## Short exercise
Can you rewrite every line of the entries below as a JSON list of strings, one string per line, skipping blank lines and leaving the pictures out?

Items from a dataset
— Start —

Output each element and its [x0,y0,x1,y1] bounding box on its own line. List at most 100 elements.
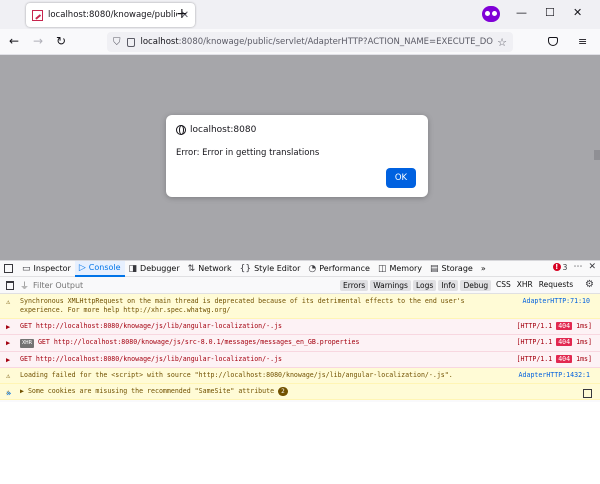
tab-storage[interactable]: ▤ Storage [426,261,477,277]
tab-inspector[interactable]: ▭ Inspector [18,261,75,277]
reload-button[interactable]: ↻ [56,34,66,48]
pocket-icon[interactable] [548,37,558,46]
close-devtools-icon[interactable]: ✕ [588,262,596,272]
performance-icon: ◔ [308,263,317,274]
message-text: GET http://localhost:8080/knowage/js/lib… [20,322,283,330]
filter-xhr-button[interactable]: XHR [517,280,533,289]
devtools-tabbar: ▭ Inspector ▷ Console ◨ Debugger ⇅ Network {… [0,260,600,277]
filter-info-button[interactable]: Info [438,280,459,291]
expand-arrow-icon[interactable]: ▶ [6,323,10,331]
console-input[interactable]: » [0,387,600,401]
private-browsing-icon [482,6,500,22]
message-text: Synchronous XMLHttpRequest on the main t… [20,297,465,314]
tab-label: Inspector [33,264,71,273]
storage-icon: ▤ [430,263,439,274]
filter-output-input[interactable] [33,280,294,290]
console-toolbar: ⏚ Errors Warnings Logs Info Debug CSS XH… [0,277,600,294]
expand-arrow-icon[interactable]: ▶ [6,356,10,364]
timing: 1ms] [576,322,592,330]
element-picker-icon[interactable] [4,264,13,273]
filter-icon: ⏚ [20,281,30,292]
tab-network[interactable]: ⇅ Network [184,261,236,277]
back-button[interactable]: ← [9,34,19,48]
console-settings-gear-icon[interactable]: ⚙ [585,279,594,290]
status-code-badge: 404 [556,338,573,346]
level-filters: Errors Warnings Logs Info Debug [340,280,492,291]
warning-icon: ⚠ [6,372,11,380]
console-message-error[interactable]: ▶ GET http://localhost:8080/knowage/js/l… [0,319,600,335]
warning-icon: ⚠ [6,298,11,306]
dialog-message: Error: Error in getting translations [176,148,320,158]
tab-performance[interactable]: ◔ Performance [304,261,374,277]
tab-debugger[interactable]: ◨ Debugger [125,261,184,277]
xhr-badge: XHR [20,339,34,348]
more-tools-button[interactable]: » [477,261,490,277]
bookmark-star-icon[interactable]: ☆ [497,36,507,49]
tab-style-editor[interactable]: {} Style Editor [236,261,305,277]
message-text: GET http://localhost:8080/knowage/js/src… [37,338,360,346]
tab-label: Memory [389,264,422,273]
tab-title: localhost:8080/knowage/public [48,10,177,20]
status-code-badge: 404 [556,322,573,330]
filter-debug-button[interactable]: Debug [460,280,492,291]
error-count-badge[interactable]: ! 3 [552,262,568,272]
tab-memory[interactable]: ◫ Memory [374,261,426,277]
site-info-icon[interactable] [126,37,135,47]
http-status: [HTTP/1.1 404 1ms] [516,355,592,363]
debugger-icon: ◨ [128,263,138,274]
editor-mode-icon[interactable] [583,389,592,398]
devtools-controls: ! 3 ⋯ ✕ [552,262,596,272]
console-message-warning[interactable]: ⚠ Synchronous XMLHttpRequest on the main… [0,294,600,319]
page-scrollbar[interactable] [594,150,600,160]
tab-strip: localhost:8080/knowage/public ✕ + — ☐ ✕ [0,0,600,29]
clear-console-icon[interactable] [6,280,14,290]
dialog-origin-text: localhost:8080 [190,125,257,135]
message-source-link[interactable]: AdapterHTTP:1432:1 [519,371,590,379]
console-empty-area[interactable] [0,402,600,484]
message-source-link[interactable]: AdapterHTTP:71:10 [523,297,591,305]
filter-requests-button[interactable]: Requests [539,280,573,289]
filter-logs-button[interactable]: Logs [412,280,437,291]
tab-console[interactable]: ▷ Console [74,260,125,277]
browser-tab[interactable]: localhost:8080/knowage/public ✕ [26,3,195,27]
page-content-overlay: localhost:8080 Error: Error in getting t… [0,55,600,260]
app-menu-icon[interactable]: ≡ [578,36,587,48]
http-status: [HTTP/1.1 404 1ms] [516,322,592,330]
url-text[interactable]: localhost:8080/knowage/public/servlet/Ad… [141,37,494,47]
url-host: localhost [140,37,179,47]
http-version: [HTTP/1.1 [516,338,553,346]
error-count: 3 [562,262,568,272]
tab-label: Console [88,263,121,272]
network-icon: ⇅ [187,263,196,274]
tab-label: Performance [319,264,370,273]
console-message-error[interactable]: ▶ XHR GET http://localhost:8080/knowage/j… [0,335,600,352]
style-editor-icon: {} [239,263,252,274]
message-text: Loading failed for the <script> with sou… [20,371,453,379]
close-window-button[interactable]: ✕ [573,6,582,20]
tab-label: Network [198,264,232,273]
dock-menu-icon[interactable]: ⋯ [573,262,582,272]
memory-icon: ◫ [377,263,387,274]
filter-css-button[interactable]: CSS [496,280,511,289]
status-code-badge: 404 [556,355,573,363]
dialog-origin: localhost:8080 [176,125,256,135]
ok-button[interactable]: OK [386,168,416,188]
filter-errors-button[interactable]: Errors [340,280,369,291]
maximize-button[interactable]: ☐ [545,6,555,20]
minimize-button[interactable]: — [516,6,527,20]
navigation-bar: ← → ↻ ⛉ localhost:8080/knowage/public/se… [0,29,600,55]
console-message-error[interactable]: ▶ GET http://localhost:8080/knowage/js/l… [0,352,600,368]
alert-dialog: localhost:8080 Error: Error in getting t… [166,115,428,197]
expand-arrow-icon[interactable]: ▶ [6,339,10,347]
inspector-icon: ▭ [22,263,31,274]
tab-label: Storage [441,264,473,273]
error-icon: ! [552,263,561,271]
filter-warnings-button[interactable]: Warnings [370,280,411,291]
new-tab-button[interactable]: + [176,6,188,22]
shield-icon[interactable]: ⛉ [113,37,121,48]
url-bar[interactable]: ⛉ localhost:8080/knowage/public/servlet/… [107,32,513,52]
forward-button[interactable]: → [33,34,43,48]
type-filters: CSS XHR Requests [496,280,573,289]
tab-label: Style Editor [254,264,301,273]
console-message-warning[interactable]: ⚠ Loading failed for the <script> with s… [0,368,600,384]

— End —

## Complete output
[
  "Output each element and its [x0,y0,x1,y1] bounding box on its own line. List at most 100 elements.",
  "tab-storage[interactable]: ▤ Storage [426,261,477,277]",
  "tab-inspector[interactable]: ▭ Inspector [18,261,75,277]",
  "reload-button[interactable]: ↻ [56,34,66,48]",
  "pocket-icon[interactable] [548,37,558,46]",
  "close-devtools-icon[interactable]: ✕ [588,262,596,272]",
  "performance-icon: ◔ [308,263,317,274]",
  "message-text: GET http://localhost:8080/knowage/js/lib… [20,322,283,330]",
  "filter-xhr-button[interactable]: XHR [517,280,533,289]",
  "devtools-tabbar: ▭ Inspector ▷ Console ◨ Debugger ⇅ Network {… [0,260,600,277]",
  "filter-info-button[interactable]: Info [438,280,459,291]",
  "expand-arrow-icon[interactable]: ▶ [6,323,10,331]",
  "console-input[interactable]: » [0,387,600,401]",
  "private-browsing-icon [482,6,500,22]",
  "message-text: Synchronous XMLHttpRequest on the main t… [20,297,465,314]",
  "tab-label: Inspector [33,264,71,273]",
  "storage-icon: ▤ [430,263,439,274]",
  "filter-output-input[interactable] [33,280,294,290]",
  "console-toolbar: ⏚ Errors Warnings Logs Info Debug CSS XH… [0,277,600,294]",
  "expand-arrow-icon[interactable]: ▶ [6,356,10,364]",
  "timing: 1ms] [576,322,592,330]",
  "element-picker-icon[interactable] [4,264,13,273]",
  "filter-icon: ⏚ [20,281,30,292]",
  "tab-network[interactable]: ⇅ Network [184,261,236,277]",
  "back-button[interactable]: ← [9,34,19,48]",
  "console-settings-gear-icon[interactable]: ⚙ [585,279,594,290]",
  "status-code-badge: 404 [556,338,573,346]",
  "level-filters: Errors Warnings Logs Info Debug [340,280,492,291]",
  "warning-icon: ⚠ [6,372,11,380]",
  "console-message-error[interactable]: ▶ GET http://localhost:8080/knowage/js/l… [0,319,600,335]",
  "warning-icon: ⚠ [6,298,11,306]",
  "dialog-message: Error: Error in getting translations [176,148,320,158]",
  "tab-performance[interactable]: ◔ Performance [304,261,374,277]",
  "tab-debugger[interactable]: ◨ Debugger [125,261,184,277]",
  "xhr-badge: XHR [20,339,34,348]",
  "more-tools-button[interactable]: » [477,261,490,277]",
  "bookmark-star-icon[interactable]: ☆ [497,36,507,49]",
  "tab-style-editor[interactable]: {} Style Editor [236,261,305,277]",
  "message-text: GET http://localhost:8080/knowage/js/src… [37,338,360,346]",
  "tab-label: Memory [389,264,422,273]",
  "tab-title: localhost:8080/knowage/public [48,10,177,20]",
  "status-code-badge: 404 [556,322,573,330]",
  "filter-debug-button[interactable]: Debug [460,280,492,291]",
  "error-count-badge[interactable]: ! 3 [552,262,568,272]",
  "tab-memory[interactable]: ◫ Memory [374,261,426,277]",
  "site-info-icon[interactable] [126,37,135,47]",
  "http-status: [HTTP/1.1 404 1ms] [516,355,592,363]",
  "debugger-icon: ◨ [128,263,138,274]",
  "editor-mode-icon[interactable] [583,389,592,398]",
  "devtools-controls: ! 3 ⋯ ✕ [552,262,596,272]",
  "console-message-warning[interactable]: ⚠ Synchronous XMLHttpRequest on the main… [0,294,600,319]",
  "page-scrollbar[interactable] [594,150,600,160]",
  "tab-strip: localhost:8080/knowage/public ✕ + — ☐ ✕ [0,0,600,29]",
  "clear-console-icon[interactable] [6,280,14,290]",
  "dialog-origin-text: localhost:8080 [190,125,257,135]",
  "message-source-link[interactable]: AdapterHTTP:1432:1 [519,371,590,379]",
  "console-empty-area[interactable] [0,402,600,484]",
  "message-source-link[interactable]: AdapterHTTP:71:10 [523,297,591,305]",
  "filter-requests-button[interactable]: Requests [539,280,573,289]",
  "filter-logs-button[interactable]: Logs [412,280,437,291]",
  "tab-console[interactable]: ▷ Console [74,260,125,277]",
  "browser-tab[interactable]: localhost:8080/knowage/public ✕ [26,3,195,27]",
  "page-content-overlay: localhost:8080 Error: Error in getting t… [0,55,600,260]",
  "app-menu-icon[interactable]: ≡ [578,36,587,48]",
  "http-status: [HTTP/1.1 404 1ms] [516,322,592,330]",
  "url-text[interactable]: localhost:8080/knowage/public/servlet/Ad… [141,37,494,47]",
  "url-host: localhost [140,37,179,47]",
  "http-version: [HTTP/1.1 [516,338,553,346]",
  "error-count: 3 [562,262,568,272]",
  "tab-label: Console [88,263,121,272]",
  "network-icon: ⇅ [187,263,196,274]",
  "tab-label: Performance [319,264,370,273]",
  "console-message-error[interactable]: ▶ XHR GET http://localhost:8080/knowage/j… [0,335,600,352]",
  "style-editor-icon: {} [239,263,252,274]",
  "message-text: Loading failed for the <script> with sou… [20,371,453,379]",
  "close-window-button[interactable]: ✕ [573,6,582,20]",
  "tab-label: Network [198,264,232,273]",
  "dock-menu-icon[interactable]: ⋯ [573,262,582,272]",
  "memory-icon: ◫ [377,263,387,274]",
  "filter-css-button[interactable]: CSS [496,280,511,289]",
  "status-code-badge: 404 [556,355,573,363]",
  "dialog-origin: localhost:8080 [176,125,256,135]",
  "ok-button[interactable]: OK [386,168,416,188]",
  "filter-errors-button[interactable]: Errors [340,280,369,291]",
  "maximize-button[interactable]: ☐ [545,6,555,20]",
  "minimize-button[interactable]: — [516,6,527,20]",
  "navigation-bar: ← → ↻ ⛉ localhost:8080/knowage/public/se… [0,29,600,55]",
  "console-message-error[interactable]: ▶ GET http://localhost:8080/knowage/js/l… [0,352,600,368]",
  "alert-dialog: localhost:8080 Error: Error in getting t… [166,115,428,197]",
  "expand-arrow-icon[interactable]: ▶ [6,339,10,347]",
  "inspector-icon: ▭ [22,263,31,274]",
  "tab-label: Storage [441,264,473,273]",
  "error-icon: ! [552,263,561,271]",
  "filter-warnings-button[interactable]: Warnings [370,280,411,291]",
  "new-tab-button[interactable]: + [176,6,188,22]",
  "shield-icon[interactable]: ⛉ [113,37,121,48]",
  "url-bar[interactable]: ⛉ localhost:8080/knowage/public/servlet/… [107,32,513,52]",
  "forward-button[interactable]: → [33,34,43,48]",
  "type-filters: CSS XHR Requests [496,280,573,289]",
  "tab-label: Style Editor [254,264,301,273]",
  "console-message-warning[interactable]: ⚠ Loading failed for the <script> with s… [0,368,600,384]"
]